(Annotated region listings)
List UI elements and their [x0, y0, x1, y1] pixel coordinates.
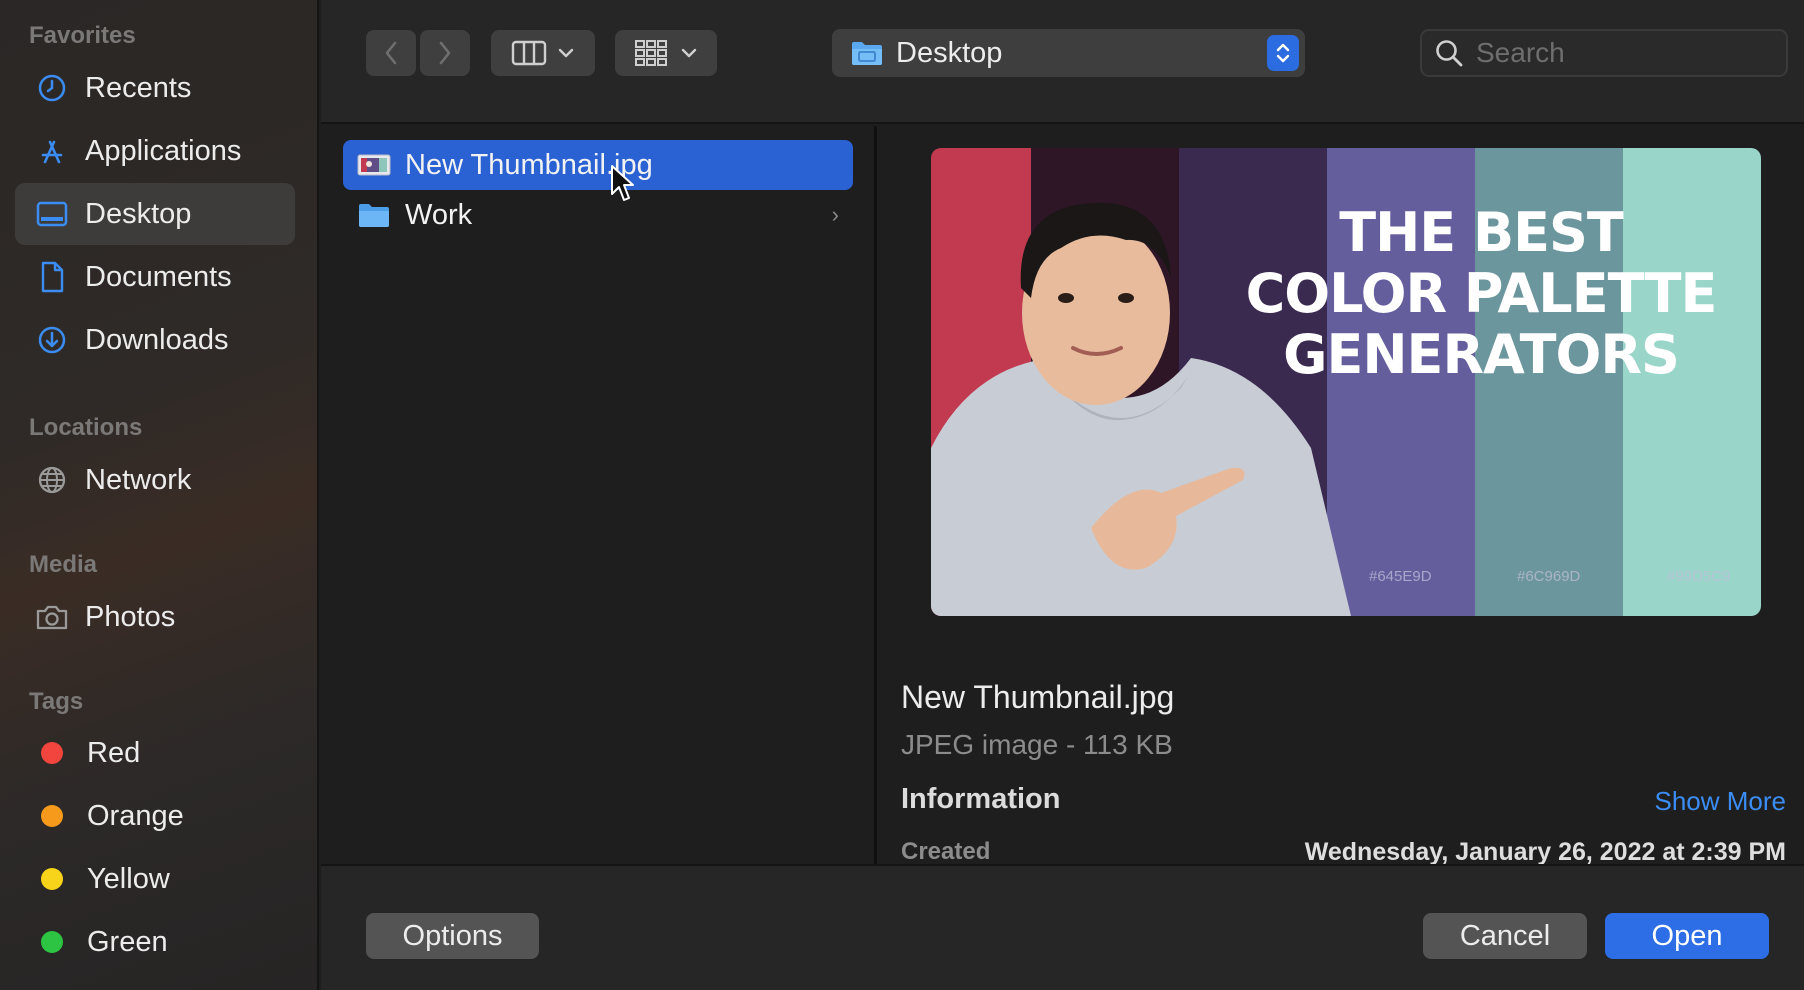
document-icon	[35, 260, 69, 294]
tag-color-dot	[41, 868, 63, 890]
sidebar-item-label: Orange	[87, 799, 184, 832]
camera-icon	[35, 600, 69, 634]
desktop-icon	[35, 197, 69, 231]
search-input[interactable]	[1476, 37, 1766, 69]
sidebar-section-favorites: Favorites	[29, 22, 136, 49]
applications-icon	[35, 134, 69, 168]
grid-icon	[635, 40, 667, 66]
sidebar-item-label: Red	[87, 736, 141, 769]
thumbnail-title-line: GENERATORS	[1283, 323, 1680, 386]
thumbnail-title-line: THE BEST	[1339, 201, 1624, 264]
tag-color-dot	[41, 742, 63, 764]
sidebar-item-label: Recents	[85, 71, 192, 104]
location-label: Desktop	[896, 36, 1003, 69]
file-list: New Thumbnail.jpg Work ›	[321, 126, 877, 864]
chevron-right-icon: ›	[831, 202, 839, 227]
file-row-new-thumbnail[interactable]: New Thumbnail.jpg	[343, 140, 853, 190]
sidebar-item-label: Documents	[85, 260, 232, 293]
tag-color-dot	[41, 931, 63, 953]
preview-pane: THE BEST COLOR PALETTE GENERATORS #645E9…	[880, 126, 1804, 866]
open-button[interactable]: Open	[1605, 913, 1769, 959]
show-more-link[interactable]: Show More	[1655, 786, 1787, 817]
sidebar-section-locations: Locations	[29, 414, 143, 441]
sidebar-tag-green[interactable]: Green	[15, 911, 295, 973]
sidebar-item-label: Desktop	[85, 197, 192, 230]
file-row-work[interactable]: Work ›	[343, 190, 853, 240]
columns-view-icon	[511, 40, 547, 66]
folder-icon	[357, 201, 391, 229]
sidebar: Favorites Recents Applications Desktop D…	[0, 0, 319, 990]
thumbnail-preview-image: THE BEST COLOR PALETTE GENERATORS #645E9…	[931, 148, 1761, 616]
sidebar-section-tags: Tags	[29, 688, 84, 715]
preview-file-name: New Thumbnail.jpg	[901, 679, 1175, 715]
sidebar-item-network[interactable]: Network	[15, 449, 295, 511]
location-popup[interactable]: Desktop	[832, 29, 1305, 77]
chevron-right-icon	[439, 41, 451, 65]
dialog-footer: Options Cancel Open	[321, 864, 1804, 990]
sidebar-item-label: Applications	[85, 134, 242, 167]
sidebar-item-downloads[interactable]: Downloads	[15, 309, 295, 371]
cancel-button[interactable]: Cancel	[1423, 913, 1587, 959]
hex-label: #645E9D	[1369, 568, 1432, 585]
information-heading: Information	[901, 783, 1061, 815]
sidebar-item-label: Downloads	[85, 323, 229, 356]
sidebar-section-media: Media	[29, 551, 98, 578]
sidebar-item-label: Green	[87, 925, 168, 958]
open-file-dialog: Favorites Recents Applications Desktop D…	[0, 0, 1804, 990]
image-file-icon	[357, 151, 391, 179]
globe-icon	[35, 463, 69, 497]
created-label: Created	[901, 838, 991, 865]
chevron-down-icon	[558, 48, 574, 58]
search-field[interactable]	[1420, 29, 1788, 77]
sidebar-tag-orange[interactable]: Orange	[15, 785, 295, 847]
hex-label: #99D5C9	[1667, 568, 1731, 585]
toolbar: Desktop	[321, 0, 1804, 124]
file-name: Work	[405, 198, 473, 231]
hex-label: #6C969D	[1517, 568, 1581, 585]
sidebar-item-label: Yellow	[87, 862, 170, 895]
mouse-cursor-icon	[611, 165, 634, 201]
view-mode-button[interactable]	[491, 30, 595, 76]
options-button[interactable]: Options	[366, 913, 539, 959]
sidebar-tag-red[interactable]: Red	[15, 722, 295, 784]
sidebar-item-photos[interactable]: Photos	[15, 586, 295, 648]
sidebar-item-documents[interactable]: Documents	[15, 246, 295, 308]
sidebar-item-label: Photos	[85, 600, 176, 633]
forward-button[interactable]	[420, 30, 470, 76]
created-value: Wednesday, January 26, 2022 at 2:39 PM	[1304, 838, 1786, 866]
sidebar-item-desktop[interactable]: Desktop	[15, 183, 295, 245]
preview-file-kind: JPEG image - 113 KB	[901, 729, 1173, 760]
clock-icon	[35, 71, 69, 105]
thumbnail-title: THE BEST COLOR PALETTE GENERATORS	[1201, 202, 1761, 385]
folder-icon	[850, 39, 884, 67]
back-button[interactable]	[366, 30, 416, 76]
search-icon	[1434, 38, 1464, 68]
stepper-icon	[1267, 35, 1299, 71]
sidebar-item-label: Network	[85, 463, 192, 496]
chevron-down-icon	[681, 48, 697, 58]
sidebar-item-applications[interactable]: Applications	[15, 120, 295, 182]
thumbnail-title-line: COLOR PALETTE	[1245, 262, 1718, 325]
tag-color-dot	[41, 805, 63, 827]
sidebar-item-recents[interactable]: Recents	[15, 57, 295, 119]
download-icon	[35, 323, 69, 357]
sidebar-tag-yellow[interactable]: Yellow	[15, 848, 295, 910]
chevron-left-icon	[385, 41, 397, 65]
group-button[interactable]	[615, 30, 717, 76]
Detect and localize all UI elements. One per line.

**What you are asked to do:**
Rewrite all the entries above with every "tag-color-dot" changed to "tag-swatch" and everything else left as it is. Leave out the pictures.

**Completed exercise:**
List UI elements and their [x0, y0, x1, y1] pixel coordinates.
document-icon	[35, 260, 69, 294]
tag-swatch	[41, 868, 63, 890]
sidebar-item-label: Orange	[87, 799, 184, 832]
camera-icon	[35, 600, 69, 634]
desktop-icon	[35, 197, 69, 231]
search-input[interactable]	[1476, 37, 1766, 69]
sidebar-section-favorites: Favorites	[29, 22, 136, 49]
applications-icon	[35, 134, 69, 168]
grid-icon	[635, 40, 667, 66]
sidebar-item-label: Red	[87, 736, 141, 769]
thumbnail-title-line: GENERATORS	[1283, 323, 1680, 386]
thumbnail-title-line: THE BEST	[1339, 201, 1624, 264]
tag-swatch	[41, 742, 63, 764]
sidebar-item-label: Recents	[85, 71, 192, 104]
location-label: Desktop	[896, 36, 1003, 69]
file-list: New Thumbnail.jpg Work ›	[321, 126, 877, 864]
chevron-right-icon: ›	[831, 202, 839, 227]
file-row-new-thumbnail[interactable]: New Thumbnail.jpg	[343, 140, 853, 190]
sidebar-item-label: Documents	[85, 260, 232, 293]
tag-swatch	[41, 931, 63, 953]
preview-pane: THE BEST COLOR PALETTE GENERATORS #645E9…	[880, 126, 1804, 866]
open-button[interactable]: Open	[1605, 913, 1769, 959]
show-more-link[interactable]: Show More	[1655, 786, 1787, 817]
sidebar-section-locations: Locations	[29, 414, 143, 441]
sidebar-tag-green[interactable]: Green	[15, 911, 295, 973]
sidebar-item-label: Desktop	[85, 197, 192, 230]
file-row-work[interactable]: Work ›	[343, 190, 853, 240]
columns-view-icon	[511, 40, 547, 66]
folder-icon	[357, 201, 391, 229]
sidebar: Favorites Recents Applications Desktop D…	[0, 0, 319, 990]
thumbnail-preview-image: THE BEST COLOR PALETTE GENERATORS #645E9…	[931, 148, 1761, 616]
sidebar-section-tags: Tags	[29, 688, 84, 715]
preview-file-name: New Thumbnail.jpg	[901, 679, 1175, 715]
sidebar-item-network[interactable]: Network	[15, 449, 295, 511]
location-popup[interactable]: Desktop	[832, 29, 1305, 77]
chevron-right-icon	[439, 41, 451, 65]
dialog-footer: Options Cancel Open	[321, 864, 1804, 990]
sidebar-item-label: Applications	[85, 134, 242, 167]
sidebar-item-downloads[interactable]: Downloads	[15, 309, 295, 371]
cancel-button[interactable]: Cancel	[1423, 913, 1587, 959]
hex-label: #645E9D	[1369, 568, 1432, 585]
information-heading: Information	[901, 783, 1061, 815]
sidebar-item-label: Downloads	[85, 323, 229, 356]
sidebar-section-media: Media	[29, 551, 98, 578]
sidebar-item-label: Green	[87, 925, 168, 958]
open-file-dialog: Favorites Recents Applications Desktop D…	[0, 0, 1804, 990]
image-file-icon	[357, 151, 391, 179]
globe-icon	[35, 463, 69, 497]
created-label: Created	[901, 838, 991, 865]
chevron-down-icon	[558, 48, 574, 58]
search-field[interactable]	[1420, 29, 1788, 77]
sidebar-tag-orange[interactable]: Orange	[15, 785, 295, 847]
hex-label: #99D5C9	[1667, 568, 1731, 585]
toolbar: Desktop	[321, 0, 1804, 124]
file-name: Work	[405, 198, 473, 231]
hex-label: #6C969D	[1517, 568, 1581, 585]
sidebar-item-label: Yellow	[87, 862, 170, 895]
mouse-cursor-icon	[611, 165, 634, 201]
view-mode-button[interactable]	[491, 30, 595, 76]
options-button[interactable]: Options	[366, 913, 539, 959]
sidebar-tag-red[interactable]: Red	[15, 722, 295, 784]
sidebar-item-photos[interactable]: Photos	[15, 586, 295, 648]
sidebar-item-documents[interactable]: Documents	[15, 246, 295, 308]
sidebar-item-label: Photos	[85, 600, 176, 633]
forward-button[interactable]	[420, 30, 470, 76]
created-value: Wednesday, January 26, 2022 at 2:39 PM	[1304, 838, 1786, 866]
sidebar-item-desktop[interactable]: Desktop	[15, 183, 295, 245]
preview-file-kind: JPEG image - 113 KB	[901, 729, 1173, 760]
clock-icon	[35, 71, 69, 105]
thumbnail-title: THE BEST COLOR PALETTE GENERATORS	[1201, 202, 1761, 385]
folder-icon	[850, 39, 884, 67]
back-button[interactable]	[366, 30, 416, 76]
search-icon	[1434, 38, 1464, 68]
stepper-icon	[1267, 35, 1299, 71]
sidebar-item-label: Network	[85, 463, 192, 496]
chevron-down-icon	[681, 48, 697, 58]
sidebar-item-applications[interactable]: Applications	[15, 120, 295, 182]
thumbnail-title-line: COLOR PALETTE	[1245, 262, 1718, 325]
tag-swatch	[41, 805, 63, 827]
sidebar-item-recents[interactable]: Recents	[15, 57, 295, 119]
download-icon	[35, 323, 69, 357]
sidebar-tag-yellow[interactable]: Yellow	[15, 848, 295, 910]
chevron-left-icon	[385, 41, 397, 65]
group-button[interactable]	[615, 30, 717, 76]
Detect and localize all UI elements. One per line.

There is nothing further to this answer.